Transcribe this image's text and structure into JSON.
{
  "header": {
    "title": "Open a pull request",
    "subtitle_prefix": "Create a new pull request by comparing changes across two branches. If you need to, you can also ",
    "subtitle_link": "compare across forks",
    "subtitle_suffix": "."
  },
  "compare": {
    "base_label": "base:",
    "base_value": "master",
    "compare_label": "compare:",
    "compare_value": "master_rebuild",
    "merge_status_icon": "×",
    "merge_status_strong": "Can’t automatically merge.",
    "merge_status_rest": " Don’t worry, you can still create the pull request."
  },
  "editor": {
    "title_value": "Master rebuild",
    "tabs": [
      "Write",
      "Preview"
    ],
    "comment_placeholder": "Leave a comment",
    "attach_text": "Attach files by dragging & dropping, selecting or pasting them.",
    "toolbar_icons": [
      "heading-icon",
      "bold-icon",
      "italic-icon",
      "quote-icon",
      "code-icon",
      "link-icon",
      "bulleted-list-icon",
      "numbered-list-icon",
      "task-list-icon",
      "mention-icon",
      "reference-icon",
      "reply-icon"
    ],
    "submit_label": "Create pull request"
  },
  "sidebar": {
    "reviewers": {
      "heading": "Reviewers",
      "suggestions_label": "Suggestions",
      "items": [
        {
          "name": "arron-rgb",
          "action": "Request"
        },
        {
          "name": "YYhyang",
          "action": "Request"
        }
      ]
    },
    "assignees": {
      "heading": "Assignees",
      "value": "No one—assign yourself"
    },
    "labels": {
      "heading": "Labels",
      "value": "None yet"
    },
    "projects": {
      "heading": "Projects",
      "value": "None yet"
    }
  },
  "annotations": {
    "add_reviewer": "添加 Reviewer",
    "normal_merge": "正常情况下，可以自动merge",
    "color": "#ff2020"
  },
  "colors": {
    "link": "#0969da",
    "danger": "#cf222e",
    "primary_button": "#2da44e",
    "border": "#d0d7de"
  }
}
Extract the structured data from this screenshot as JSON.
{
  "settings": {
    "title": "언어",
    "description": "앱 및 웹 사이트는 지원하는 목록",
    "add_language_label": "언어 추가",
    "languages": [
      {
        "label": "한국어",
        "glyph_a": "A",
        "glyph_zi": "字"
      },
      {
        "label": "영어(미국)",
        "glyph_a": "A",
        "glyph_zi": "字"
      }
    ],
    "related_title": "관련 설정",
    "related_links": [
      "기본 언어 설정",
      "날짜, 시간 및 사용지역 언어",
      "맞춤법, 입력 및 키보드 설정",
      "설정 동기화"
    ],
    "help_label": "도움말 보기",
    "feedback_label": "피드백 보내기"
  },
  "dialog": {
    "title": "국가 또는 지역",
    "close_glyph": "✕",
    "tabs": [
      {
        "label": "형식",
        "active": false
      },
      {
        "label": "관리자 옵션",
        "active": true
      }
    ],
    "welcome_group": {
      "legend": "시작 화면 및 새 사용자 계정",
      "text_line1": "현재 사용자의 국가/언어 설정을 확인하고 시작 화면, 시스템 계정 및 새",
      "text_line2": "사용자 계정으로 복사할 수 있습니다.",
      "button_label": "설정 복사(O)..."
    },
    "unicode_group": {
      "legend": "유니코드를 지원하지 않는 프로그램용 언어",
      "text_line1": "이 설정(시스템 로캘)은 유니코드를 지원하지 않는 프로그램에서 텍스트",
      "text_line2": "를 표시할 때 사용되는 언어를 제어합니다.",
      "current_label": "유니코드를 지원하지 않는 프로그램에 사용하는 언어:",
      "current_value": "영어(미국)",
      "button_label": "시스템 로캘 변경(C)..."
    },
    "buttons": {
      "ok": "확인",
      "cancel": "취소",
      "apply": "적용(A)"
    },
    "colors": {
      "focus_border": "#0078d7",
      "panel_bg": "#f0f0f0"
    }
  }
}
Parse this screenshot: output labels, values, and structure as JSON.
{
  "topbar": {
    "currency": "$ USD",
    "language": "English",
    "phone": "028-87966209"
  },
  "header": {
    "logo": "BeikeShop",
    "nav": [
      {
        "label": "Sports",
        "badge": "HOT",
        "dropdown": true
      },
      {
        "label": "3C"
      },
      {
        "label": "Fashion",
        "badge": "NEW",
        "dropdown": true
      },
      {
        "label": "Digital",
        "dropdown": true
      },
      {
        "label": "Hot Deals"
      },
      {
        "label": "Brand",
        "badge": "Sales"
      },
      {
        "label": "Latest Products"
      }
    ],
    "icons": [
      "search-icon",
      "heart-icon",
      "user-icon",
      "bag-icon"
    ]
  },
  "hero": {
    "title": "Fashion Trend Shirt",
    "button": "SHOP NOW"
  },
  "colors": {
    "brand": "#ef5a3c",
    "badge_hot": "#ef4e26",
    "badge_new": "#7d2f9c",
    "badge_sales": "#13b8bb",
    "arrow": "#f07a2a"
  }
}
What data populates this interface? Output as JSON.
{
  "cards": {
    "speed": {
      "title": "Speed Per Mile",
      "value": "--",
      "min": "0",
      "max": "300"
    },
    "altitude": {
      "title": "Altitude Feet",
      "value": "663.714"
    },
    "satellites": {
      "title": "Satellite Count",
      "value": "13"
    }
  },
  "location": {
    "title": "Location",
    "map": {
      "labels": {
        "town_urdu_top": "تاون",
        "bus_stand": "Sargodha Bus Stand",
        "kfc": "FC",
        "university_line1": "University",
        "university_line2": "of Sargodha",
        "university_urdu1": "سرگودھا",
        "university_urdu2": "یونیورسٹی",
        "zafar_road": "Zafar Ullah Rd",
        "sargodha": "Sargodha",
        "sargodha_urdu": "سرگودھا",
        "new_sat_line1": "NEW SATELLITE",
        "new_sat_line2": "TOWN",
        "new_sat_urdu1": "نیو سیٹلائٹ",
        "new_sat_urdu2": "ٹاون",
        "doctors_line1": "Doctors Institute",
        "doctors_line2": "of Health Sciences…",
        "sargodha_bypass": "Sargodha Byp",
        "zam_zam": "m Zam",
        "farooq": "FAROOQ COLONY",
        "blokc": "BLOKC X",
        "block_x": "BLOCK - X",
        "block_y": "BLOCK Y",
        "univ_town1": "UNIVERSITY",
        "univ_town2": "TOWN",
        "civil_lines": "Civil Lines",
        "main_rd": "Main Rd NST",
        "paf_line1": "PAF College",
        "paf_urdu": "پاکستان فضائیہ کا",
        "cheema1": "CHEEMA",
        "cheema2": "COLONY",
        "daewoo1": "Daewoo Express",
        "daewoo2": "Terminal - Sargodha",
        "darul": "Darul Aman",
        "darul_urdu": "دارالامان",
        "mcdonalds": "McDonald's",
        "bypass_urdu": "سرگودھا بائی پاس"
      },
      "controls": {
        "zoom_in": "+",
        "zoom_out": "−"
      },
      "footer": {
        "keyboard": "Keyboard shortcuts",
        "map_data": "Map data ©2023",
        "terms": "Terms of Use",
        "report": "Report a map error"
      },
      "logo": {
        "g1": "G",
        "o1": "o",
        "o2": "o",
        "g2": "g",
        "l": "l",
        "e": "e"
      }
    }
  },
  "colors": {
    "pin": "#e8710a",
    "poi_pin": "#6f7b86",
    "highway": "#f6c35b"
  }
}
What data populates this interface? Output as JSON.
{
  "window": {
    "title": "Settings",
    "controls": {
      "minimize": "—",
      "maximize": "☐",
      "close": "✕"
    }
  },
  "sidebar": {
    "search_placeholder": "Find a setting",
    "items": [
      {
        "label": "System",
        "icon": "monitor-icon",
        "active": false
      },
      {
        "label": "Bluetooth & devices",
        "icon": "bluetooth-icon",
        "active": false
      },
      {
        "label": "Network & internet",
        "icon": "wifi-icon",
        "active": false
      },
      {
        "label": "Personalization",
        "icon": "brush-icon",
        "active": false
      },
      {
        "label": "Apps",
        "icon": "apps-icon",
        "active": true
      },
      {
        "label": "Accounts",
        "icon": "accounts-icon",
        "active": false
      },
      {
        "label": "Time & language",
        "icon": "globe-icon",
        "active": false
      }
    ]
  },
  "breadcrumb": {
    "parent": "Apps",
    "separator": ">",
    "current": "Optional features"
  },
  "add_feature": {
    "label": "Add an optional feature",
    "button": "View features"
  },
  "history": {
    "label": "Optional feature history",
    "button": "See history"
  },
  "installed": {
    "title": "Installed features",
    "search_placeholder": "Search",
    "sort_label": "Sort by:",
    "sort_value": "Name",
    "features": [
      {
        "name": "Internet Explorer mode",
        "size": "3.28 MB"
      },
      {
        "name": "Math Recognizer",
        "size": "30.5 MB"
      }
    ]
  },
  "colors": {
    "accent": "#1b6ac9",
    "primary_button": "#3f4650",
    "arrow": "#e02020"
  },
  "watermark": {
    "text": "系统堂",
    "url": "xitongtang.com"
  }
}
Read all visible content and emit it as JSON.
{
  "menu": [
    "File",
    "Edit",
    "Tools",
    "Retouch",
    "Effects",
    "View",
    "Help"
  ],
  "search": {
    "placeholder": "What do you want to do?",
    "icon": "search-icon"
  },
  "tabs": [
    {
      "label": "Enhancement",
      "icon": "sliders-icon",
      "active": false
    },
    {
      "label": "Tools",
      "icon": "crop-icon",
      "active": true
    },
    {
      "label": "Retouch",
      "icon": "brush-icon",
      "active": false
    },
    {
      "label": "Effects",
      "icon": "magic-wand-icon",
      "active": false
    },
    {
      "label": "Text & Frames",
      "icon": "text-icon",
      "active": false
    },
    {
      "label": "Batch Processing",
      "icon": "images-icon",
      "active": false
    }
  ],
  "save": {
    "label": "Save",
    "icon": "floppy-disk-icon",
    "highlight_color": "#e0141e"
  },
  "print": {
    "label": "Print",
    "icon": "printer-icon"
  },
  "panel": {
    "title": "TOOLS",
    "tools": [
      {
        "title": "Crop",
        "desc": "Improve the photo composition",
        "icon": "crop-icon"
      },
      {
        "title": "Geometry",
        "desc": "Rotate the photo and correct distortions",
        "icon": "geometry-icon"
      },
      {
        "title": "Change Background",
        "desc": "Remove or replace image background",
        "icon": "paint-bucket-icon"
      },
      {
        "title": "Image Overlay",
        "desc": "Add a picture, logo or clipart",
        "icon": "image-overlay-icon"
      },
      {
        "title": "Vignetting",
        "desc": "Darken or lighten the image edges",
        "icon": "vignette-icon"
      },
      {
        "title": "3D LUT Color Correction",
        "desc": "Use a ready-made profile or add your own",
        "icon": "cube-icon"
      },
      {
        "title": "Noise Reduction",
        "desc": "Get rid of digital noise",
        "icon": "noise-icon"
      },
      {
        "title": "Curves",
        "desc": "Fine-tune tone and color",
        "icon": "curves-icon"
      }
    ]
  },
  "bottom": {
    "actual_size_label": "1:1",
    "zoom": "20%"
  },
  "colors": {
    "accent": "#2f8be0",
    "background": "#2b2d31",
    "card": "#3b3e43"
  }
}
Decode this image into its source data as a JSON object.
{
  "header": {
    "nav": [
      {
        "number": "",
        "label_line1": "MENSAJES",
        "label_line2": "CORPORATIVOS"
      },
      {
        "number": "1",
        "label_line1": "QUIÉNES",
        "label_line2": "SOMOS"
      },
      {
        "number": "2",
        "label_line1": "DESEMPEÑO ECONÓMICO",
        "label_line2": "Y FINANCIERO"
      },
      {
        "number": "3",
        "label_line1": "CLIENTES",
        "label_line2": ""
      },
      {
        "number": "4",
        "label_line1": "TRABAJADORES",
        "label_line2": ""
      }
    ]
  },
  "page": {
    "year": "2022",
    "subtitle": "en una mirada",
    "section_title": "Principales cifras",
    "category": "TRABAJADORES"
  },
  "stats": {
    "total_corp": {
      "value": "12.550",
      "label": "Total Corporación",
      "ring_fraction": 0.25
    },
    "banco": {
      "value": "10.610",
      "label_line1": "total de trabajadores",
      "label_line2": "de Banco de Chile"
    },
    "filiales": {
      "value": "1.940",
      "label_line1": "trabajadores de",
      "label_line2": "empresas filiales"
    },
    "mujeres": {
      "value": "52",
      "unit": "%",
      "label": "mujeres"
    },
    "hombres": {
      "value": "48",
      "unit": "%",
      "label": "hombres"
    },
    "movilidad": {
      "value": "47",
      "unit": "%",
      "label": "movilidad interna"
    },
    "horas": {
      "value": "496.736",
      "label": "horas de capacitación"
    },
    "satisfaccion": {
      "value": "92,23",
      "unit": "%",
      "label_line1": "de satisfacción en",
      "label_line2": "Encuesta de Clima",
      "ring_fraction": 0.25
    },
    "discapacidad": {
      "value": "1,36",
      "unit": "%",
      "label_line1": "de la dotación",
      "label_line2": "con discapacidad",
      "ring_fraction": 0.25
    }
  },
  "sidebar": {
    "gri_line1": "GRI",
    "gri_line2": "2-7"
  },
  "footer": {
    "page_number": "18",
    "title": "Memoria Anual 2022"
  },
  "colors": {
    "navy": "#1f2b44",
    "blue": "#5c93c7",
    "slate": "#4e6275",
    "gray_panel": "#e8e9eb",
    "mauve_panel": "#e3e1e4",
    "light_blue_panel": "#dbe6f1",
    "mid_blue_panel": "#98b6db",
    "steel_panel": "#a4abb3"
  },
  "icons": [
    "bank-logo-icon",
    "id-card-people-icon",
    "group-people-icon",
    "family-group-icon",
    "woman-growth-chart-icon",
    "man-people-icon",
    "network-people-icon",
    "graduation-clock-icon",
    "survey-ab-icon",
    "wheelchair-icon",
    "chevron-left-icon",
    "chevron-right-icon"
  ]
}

# What you will do
Copy each line that contains the word "سرگودھا".

# Full answer
        "university_urdu1": "سرگودھا",
        "sargodha_urdu": "سرگودھا",
        "bypass_urdu": "سرگودھا بائی پاس"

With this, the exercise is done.